EXERCISE: Write out the items below line for line, leaving out the pictures.

Layout region records
==*==
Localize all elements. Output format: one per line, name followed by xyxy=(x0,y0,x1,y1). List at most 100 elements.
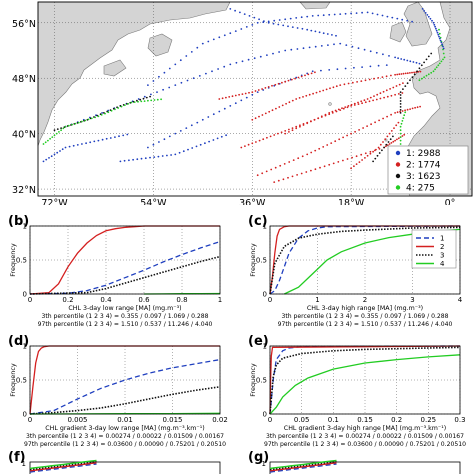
track-point xyxy=(48,157,50,159)
track-point xyxy=(396,111,399,114)
track-point xyxy=(187,148,189,151)
track-point xyxy=(411,107,414,110)
track-point xyxy=(296,174,298,176)
x-tick-label: 0.15 xyxy=(357,416,373,424)
track-point xyxy=(406,82,409,85)
track-point xyxy=(117,107,120,109)
track-point xyxy=(290,48,293,51)
panel-g: (g)1 xyxy=(248,450,461,474)
track-point xyxy=(438,37,441,40)
y-tick-label: 0 xyxy=(23,411,27,419)
track-point xyxy=(290,78,293,81)
track-point xyxy=(400,122,403,125)
track-point xyxy=(245,96,248,99)
track-point xyxy=(225,96,227,99)
series-line-3 xyxy=(29,255,221,295)
track-point xyxy=(335,85,338,88)
track-point xyxy=(332,162,335,165)
track-point xyxy=(256,21,259,24)
track-point xyxy=(127,103,129,105)
track-point xyxy=(306,28,309,31)
track-point xyxy=(404,111,407,114)
track-point xyxy=(324,113,327,116)
track-point xyxy=(420,77,423,80)
track-point xyxy=(404,72,407,75)
track-point xyxy=(62,127,65,130)
track-point xyxy=(399,91,402,93)
track-point xyxy=(399,132,402,135)
track-point xyxy=(284,18,287,21)
track-point xyxy=(229,105,232,107)
track-point xyxy=(310,72,313,75)
track-point xyxy=(358,129,360,131)
track-point xyxy=(296,27,299,29)
map-legend-box xyxy=(387,145,469,195)
track-point xyxy=(427,15,430,18)
track-point xyxy=(346,106,349,109)
track-point xyxy=(162,88,165,91)
track-point xyxy=(378,148,381,150)
track-point xyxy=(55,132,58,135)
track-point xyxy=(439,39,442,42)
track-point xyxy=(304,74,306,77)
track-point xyxy=(328,13,331,16)
panel-label: (g) xyxy=(248,450,269,465)
percentile-text: 97th percentile (1 2 3 4) = 0.03600 / 0.… xyxy=(24,441,226,448)
track-point xyxy=(282,24,285,27)
panel-label: (b) xyxy=(8,214,29,229)
track-point xyxy=(311,15,314,17)
track-point xyxy=(399,112,402,114)
track-point xyxy=(382,117,384,120)
panel-e: (e) 0 0.05 0.1 0.15 0.2 0.25 0.3 0 0.5 1 Frequency C… xyxy=(248,334,466,448)
track-point xyxy=(435,66,438,69)
track-point xyxy=(195,145,198,148)
track-point xyxy=(385,145,387,148)
track-point xyxy=(168,67,171,70)
track-point xyxy=(296,48,299,50)
track-point xyxy=(76,144,79,146)
track-point xyxy=(302,47,305,50)
track-point xyxy=(174,153,177,156)
track-point xyxy=(438,62,441,65)
track-point xyxy=(150,99,153,102)
track-point xyxy=(247,143,250,146)
track-point xyxy=(147,99,149,102)
track-point xyxy=(379,92,382,95)
track-point xyxy=(401,135,404,137)
panel-label: (e) xyxy=(248,334,269,349)
track-point xyxy=(212,139,215,141)
track-point xyxy=(399,97,402,99)
track-point xyxy=(295,98,298,100)
track-point xyxy=(143,95,146,98)
percentile-text: 97th percentile (1 2 3 4) = 1.510 / 0.53… xyxy=(278,321,453,328)
ship-tracks xyxy=(42,7,446,184)
percentile-text: 3th percentile (1 2 3 4) = 0.00274 / 0.0… xyxy=(266,433,464,440)
track-point xyxy=(166,154,168,157)
track-point xyxy=(241,60,244,63)
track-point xyxy=(240,146,243,149)
track-point xyxy=(392,140,395,143)
x-tick-label: 0.3 xyxy=(454,416,465,424)
track-point xyxy=(369,150,372,153)
track-point xyxy=(314,71,316,74)
track-point xyxy=(404,85,407,87)
track-point xyxy=(369,65,372,68)
panel-legend-label: 4 xyxy=(440,260,445,268)
track-point xyxy=(301,155,304,158)
track-point xyxy=(94,116,96,119)
x-tick-label: 0 xyxy=(268,296,272,304)
track-point xyxy=(136,99,138,102)
track-point xyxy=(281,104,284,107)
track-point xyxy=(251,24,254,26)
track-point xyxy=(225,134,228,137)
track-point xyxy=(346,158,349,160)
track-point xyxy=(284,80,287,83)
track-point xyxy=(297,76,300,79)
x-tick-label: 1 xyxy=(315,296,319,304)
track-point xyxy=(376,154,379,157)
track-point xyxy=(403,133,406,136)
track-point xyxy=(42,160,45,163)
track-point xyxy=(104,112,106,115)
track-point xyxy=(374,121,376,124)
x-tick-label: 0.015 xyxy=(162,416,182,424)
==*==
RESPONSE FOR THIS EXERCISE:
Localize all elements. Output format: one per line, name followed by xyxy=(x0,y0,x1,y1). List at most 100 elements.
track-point xyxy=(48,157,50,159)
track-point xyxy=(396,111,399,114)
track-point xyxy=(187,148,189,151)
track-point xyxy=(411,107,414,110)
track-point xyxy=(296,174,298,176)
x-tick-label: 0.15 xyxy=(357,416,373,424)
track-point xyxy=(406,82,409,85)
track-point xyxy=(117,107,120,109)
track-point xyxy=(290,48,293,51)
panel-g: (g)1 xyxy=(248,450,461,474)
track-point xyxy=(438,37,441,40)
y-tick-label: 0 xyxy=(23,411,27,419)
track-point xyxy=(290,78,293,81)
track-point xyxy=(400,122,403,125)
track-point xyxy=(245,96,248,99)
track-point xyxy=(225,96,227,99)
series-line-3 xyxy=(29,255,221,295)
track-point xyxy=(335,85,338,88)
track-point xyxy=(332,162,335,165)
track-point xyxy=(256,21,259,24)
track-point xyxy=(127,103,129,105)
track-point xyxy=(306,28,309,31)
track-point xyxy=(404,111,407,114)
track-point xyxy=(324,113,327,116)
track-point xyxy=(420,77,423,80)
track-point xyxy=(404,72,407,75)
track-point xyxy=(62,127,65,130)
track-point xyxy=(399,91,402,93)
track-point xyxy=(399,132,402,135)
track-point xyxy=(284,18,287,21)
track-point xyxy=(229,105,232,107)
track-point xyxy=(310,72,313,75)
track-point xyxy=(358,129,360,131)
track-point xyxy=(296,27,299,29)
map-legend-box xyxy=(387,145,469,195)
track-point xyxy=(427,15,430,18)
track-point xyxy=(346,106,349,109)
track-point xyxy=(162,88,165,91)
track-point xyxy=(378,148,381,150)
track-point xyxy=(55,132,58,135)
track-point xyxy=(439,39,442,42)
track-point xyxy=(304,74,306,77)
track-point xyxy=(328,13,331,16)
panel-label: (g) xyxy=(248,450,269,465)
percentile-text: 97th percentile (1 2 3 4) = 0.03600 / 0.… xyxy=(24,441,226,448)
track-point xyxy=(282,24,285,27)
panel-label: (b) xyxy=(8,214,29,229)
track-point xyxy=(311,15,314,17)
track-point xyxy=(399,112,402,114)
track-point xyxy=(382,117,384,120)
panel-e: (e) 0 0.05 0.1 0.15 0.2 0.25 0.3 0 0.5 1 Frequency C… xyxy=(248,334,466,448)
track-point xyxy=(435,66,438,69)
track-point xyxy=(195,145,198,148)
track-point xyxy=(385,145,387,148)
track-point xyxy=(168,67,171,70)
track-point xyxy=(296,48,299,50)
track-point xyxy=(76,144,79,146)
track-point xyxy=(302,47,305,50)
track-point xyxy=(174,153,177,156)
track-point xyxy=(438,62,441,65)
track-point xyxy=(150,99,153,102)
track-point xyxy=(247,143,250,146)
track-point xyxy=(147,99,149,102)
track-point xyxy=(379,92,382,95)
track-point xyxy=(401,135,404,137)
panel-label: (e) xyxy=(248,334,269,349)
track-point xyxy=(212,139,215,141)
track-point xyxy=(399,97,402,99)
track-point xyxy=(295,98,298,100)
track-point xyxy=(143,95,146,98)
percentile-text: 97th percentile (1 2 3 4) = 1.510 / 0.53… xyxy=(278,321,453,328)
ship-tracks xyxy=(42,7,446,184)
percentile-text: 3th percentile (1 2 3 4) = 0.00274 / 0.0… xyxy=(266,433,464,440)
track-point xyxy=(166,154,168,157)
track-point xyxy=(241,60,244,63)
track-point xyxy=(240,146,243,149)
track-point xyxy=(392,140,395,143)
x-tick-label: 0.3 xyxy=(454,416,465,424)
track-point xyxy=(369,150,372,153)
track-point xyxy=(314,71,316,74)
track-point xyxy=(404,85,407,87)
track-point xyxy=(369,65,372,68)
panel-legend-label: 4 xyxy=(440,260,445,268)
track-point xyxy=(301,155,304,158)
track-point xyxy=(94,116,96,119)
x-tick-label: 0 xyxy=(268,296,272,304)
track-point xyxy=(136,99,138,102)
track-point xyxy=(281,104,284,107)
track-point xyxy=(251,24,254,26)
track-point xyxy=(225,134,228,137)
track-point xyxy=(346,158,349,160)
track-point xyxy=(284,80,287,83)
track-point xyxy=(297,76,300,79)
x-tick-label: 1 xyxy=(315,296,319,304)
track-point xyxy=(376,154,379,157)
track-point xyxy=(403,133,406,136)
track-point xyxy=(42,160,45,163)
track-point xyxy=(104,112,106,115)
track-point xyxy=(374,121,376,124)
x-tick-label: 0.015 xyxy=(162,416,182,424)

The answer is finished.